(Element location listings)
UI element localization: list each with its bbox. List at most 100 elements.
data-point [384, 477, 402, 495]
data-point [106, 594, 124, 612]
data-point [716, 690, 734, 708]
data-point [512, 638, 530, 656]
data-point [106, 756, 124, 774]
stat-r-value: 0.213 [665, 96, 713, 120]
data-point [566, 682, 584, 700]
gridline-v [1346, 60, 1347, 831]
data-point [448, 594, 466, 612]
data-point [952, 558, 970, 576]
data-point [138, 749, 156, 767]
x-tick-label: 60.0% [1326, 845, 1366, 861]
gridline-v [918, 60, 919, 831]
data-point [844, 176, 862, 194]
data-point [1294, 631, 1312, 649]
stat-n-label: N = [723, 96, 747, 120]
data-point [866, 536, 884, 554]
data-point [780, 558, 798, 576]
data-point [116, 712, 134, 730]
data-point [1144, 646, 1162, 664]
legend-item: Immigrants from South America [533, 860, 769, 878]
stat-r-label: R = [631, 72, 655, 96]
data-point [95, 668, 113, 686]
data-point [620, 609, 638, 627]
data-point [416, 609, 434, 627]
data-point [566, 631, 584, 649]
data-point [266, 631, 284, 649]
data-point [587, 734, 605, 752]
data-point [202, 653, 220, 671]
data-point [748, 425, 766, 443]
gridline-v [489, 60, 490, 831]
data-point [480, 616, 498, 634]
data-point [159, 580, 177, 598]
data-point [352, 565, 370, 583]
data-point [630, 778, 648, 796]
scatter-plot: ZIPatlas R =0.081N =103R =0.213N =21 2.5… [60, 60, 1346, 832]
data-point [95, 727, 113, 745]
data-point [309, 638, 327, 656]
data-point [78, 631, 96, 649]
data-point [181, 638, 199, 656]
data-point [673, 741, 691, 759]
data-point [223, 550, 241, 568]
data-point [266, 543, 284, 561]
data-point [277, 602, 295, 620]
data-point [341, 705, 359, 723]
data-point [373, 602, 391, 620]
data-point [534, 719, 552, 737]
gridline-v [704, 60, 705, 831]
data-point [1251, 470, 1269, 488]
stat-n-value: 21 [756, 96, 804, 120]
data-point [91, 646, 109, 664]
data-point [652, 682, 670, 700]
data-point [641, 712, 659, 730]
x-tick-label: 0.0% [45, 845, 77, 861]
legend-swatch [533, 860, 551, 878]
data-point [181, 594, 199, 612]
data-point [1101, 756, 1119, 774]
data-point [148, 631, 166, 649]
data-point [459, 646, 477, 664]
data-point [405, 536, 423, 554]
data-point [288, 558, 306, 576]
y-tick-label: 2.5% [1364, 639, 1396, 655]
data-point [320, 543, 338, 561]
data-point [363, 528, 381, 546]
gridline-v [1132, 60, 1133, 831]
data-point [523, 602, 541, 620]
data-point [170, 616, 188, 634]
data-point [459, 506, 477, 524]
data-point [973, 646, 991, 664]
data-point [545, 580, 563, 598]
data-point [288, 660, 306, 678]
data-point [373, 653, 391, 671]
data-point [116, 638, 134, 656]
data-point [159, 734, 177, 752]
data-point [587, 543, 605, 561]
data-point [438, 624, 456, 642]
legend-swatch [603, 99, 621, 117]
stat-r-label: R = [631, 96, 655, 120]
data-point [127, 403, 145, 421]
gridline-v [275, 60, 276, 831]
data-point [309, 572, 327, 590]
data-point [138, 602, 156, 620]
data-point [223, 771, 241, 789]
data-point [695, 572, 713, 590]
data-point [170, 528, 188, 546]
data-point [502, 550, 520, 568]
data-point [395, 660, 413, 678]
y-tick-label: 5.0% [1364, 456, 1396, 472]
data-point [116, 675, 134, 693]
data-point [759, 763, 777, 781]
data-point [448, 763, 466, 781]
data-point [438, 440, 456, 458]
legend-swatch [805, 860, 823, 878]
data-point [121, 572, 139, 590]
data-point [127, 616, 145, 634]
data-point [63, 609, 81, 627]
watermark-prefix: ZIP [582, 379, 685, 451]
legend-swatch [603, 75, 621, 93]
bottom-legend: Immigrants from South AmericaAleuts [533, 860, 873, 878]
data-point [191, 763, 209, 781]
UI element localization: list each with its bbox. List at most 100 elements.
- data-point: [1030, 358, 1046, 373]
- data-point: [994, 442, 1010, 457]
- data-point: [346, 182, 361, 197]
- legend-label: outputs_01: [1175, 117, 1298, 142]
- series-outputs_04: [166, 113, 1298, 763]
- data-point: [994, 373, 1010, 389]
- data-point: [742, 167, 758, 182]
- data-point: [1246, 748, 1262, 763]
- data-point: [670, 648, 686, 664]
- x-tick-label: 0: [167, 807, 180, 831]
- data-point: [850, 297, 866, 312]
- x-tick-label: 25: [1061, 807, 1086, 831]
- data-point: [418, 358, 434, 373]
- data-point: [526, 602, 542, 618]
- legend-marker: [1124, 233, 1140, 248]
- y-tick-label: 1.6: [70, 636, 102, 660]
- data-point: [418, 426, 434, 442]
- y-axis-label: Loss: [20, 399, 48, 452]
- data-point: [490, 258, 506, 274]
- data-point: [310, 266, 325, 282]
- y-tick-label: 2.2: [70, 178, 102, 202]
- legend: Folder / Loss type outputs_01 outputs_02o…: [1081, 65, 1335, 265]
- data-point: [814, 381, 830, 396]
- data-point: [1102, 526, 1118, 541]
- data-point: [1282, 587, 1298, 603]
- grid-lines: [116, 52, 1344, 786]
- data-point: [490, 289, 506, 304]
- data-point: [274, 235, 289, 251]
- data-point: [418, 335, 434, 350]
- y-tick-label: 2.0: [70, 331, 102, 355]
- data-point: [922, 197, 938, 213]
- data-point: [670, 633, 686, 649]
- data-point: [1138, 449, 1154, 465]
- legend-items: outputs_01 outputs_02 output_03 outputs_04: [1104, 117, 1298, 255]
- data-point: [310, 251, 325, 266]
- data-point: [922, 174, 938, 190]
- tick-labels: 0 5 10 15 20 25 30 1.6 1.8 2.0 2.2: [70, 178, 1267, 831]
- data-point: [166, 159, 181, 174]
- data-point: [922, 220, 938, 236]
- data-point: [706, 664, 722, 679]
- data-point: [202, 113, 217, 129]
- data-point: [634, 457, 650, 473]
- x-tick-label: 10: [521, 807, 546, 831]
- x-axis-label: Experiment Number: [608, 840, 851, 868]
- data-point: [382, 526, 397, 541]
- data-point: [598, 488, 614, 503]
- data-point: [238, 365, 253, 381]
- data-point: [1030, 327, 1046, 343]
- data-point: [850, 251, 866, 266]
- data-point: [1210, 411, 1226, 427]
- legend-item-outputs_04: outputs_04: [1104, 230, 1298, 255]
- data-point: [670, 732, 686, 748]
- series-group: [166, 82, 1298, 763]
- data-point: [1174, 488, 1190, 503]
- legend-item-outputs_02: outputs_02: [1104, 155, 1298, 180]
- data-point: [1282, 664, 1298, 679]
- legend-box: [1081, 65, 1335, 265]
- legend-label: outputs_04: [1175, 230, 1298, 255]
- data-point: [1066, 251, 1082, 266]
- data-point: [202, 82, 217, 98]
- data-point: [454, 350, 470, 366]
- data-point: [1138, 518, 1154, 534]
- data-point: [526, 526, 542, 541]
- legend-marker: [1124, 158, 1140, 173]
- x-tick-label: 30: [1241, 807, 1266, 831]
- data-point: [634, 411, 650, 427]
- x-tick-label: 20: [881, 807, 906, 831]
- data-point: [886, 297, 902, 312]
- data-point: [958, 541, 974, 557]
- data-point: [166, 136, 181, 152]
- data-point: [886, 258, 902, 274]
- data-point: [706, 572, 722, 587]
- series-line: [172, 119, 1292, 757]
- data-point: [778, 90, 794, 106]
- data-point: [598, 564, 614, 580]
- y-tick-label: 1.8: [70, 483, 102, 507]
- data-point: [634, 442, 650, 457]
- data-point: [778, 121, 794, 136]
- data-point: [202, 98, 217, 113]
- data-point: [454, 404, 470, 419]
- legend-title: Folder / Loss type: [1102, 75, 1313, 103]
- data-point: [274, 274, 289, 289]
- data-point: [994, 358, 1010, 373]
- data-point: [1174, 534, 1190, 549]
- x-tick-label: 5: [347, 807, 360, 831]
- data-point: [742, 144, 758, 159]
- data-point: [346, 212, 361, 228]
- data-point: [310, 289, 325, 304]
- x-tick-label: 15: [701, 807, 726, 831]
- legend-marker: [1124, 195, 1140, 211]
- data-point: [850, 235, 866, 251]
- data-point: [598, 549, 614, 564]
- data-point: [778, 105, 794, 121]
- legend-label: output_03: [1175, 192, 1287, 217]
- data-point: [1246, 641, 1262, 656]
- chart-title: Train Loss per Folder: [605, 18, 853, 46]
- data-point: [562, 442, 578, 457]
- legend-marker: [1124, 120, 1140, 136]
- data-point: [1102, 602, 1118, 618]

> GIVEN REQUEST: Quote everything from the start of the entries down to the line containing "data-point [748, 425, 766, 443]", including that line.

> EXERCISE OUTPUT:
UI element localization: list each with its bbox. List at most 100 elements.
data-point [384, 477, 402, 495]
data-point [106, 594, 124, 612]
data-point [716, 690, 734, 708]
data-point [512, 638, 530, 656]
data-point [106, 756, 124, 774]
stat-r-value: 0.213 [665, 96, 713, 120]
data-point [566, 682, 584, 700]
gridline-v [1346, 60, 1347, 831]
data-point [448, 594, 466, 612]
data-point [952, 558, 970, 576]
data-point [138, 749, 156, 767]
x-tick-label: 60.0% [1326, 845, 1366, 861]
gridline-v [918, 60, 919, 831]
data-point [844, 176, 862, 194]
data-point [1294, 631, 1312, 649]
stat-n-label: N = [723, 96, 747, 120]
data-point [866, 536, 884, 554]
data-point [780, 558, 798, 576]
data-point [116, 712, 134, 730]
data-point [1144, 646, 1162, 664]
legend-item: Immigrants from South America [533, 860, 769, 878]
stat-r-label: R = [631, 72, 655, 96]
data-point [95, 668, 113, 686]
data-point [620, 609, 638, 627]
data-point [416, 609, 434, 627]
data-point [566, 631, 584, 649]
data-point [266, 631, 284, 649]
data-point [587, 734, 605, 752]
data-point [202, 653, 220, 671]
data-point [748, 425, 766, 443]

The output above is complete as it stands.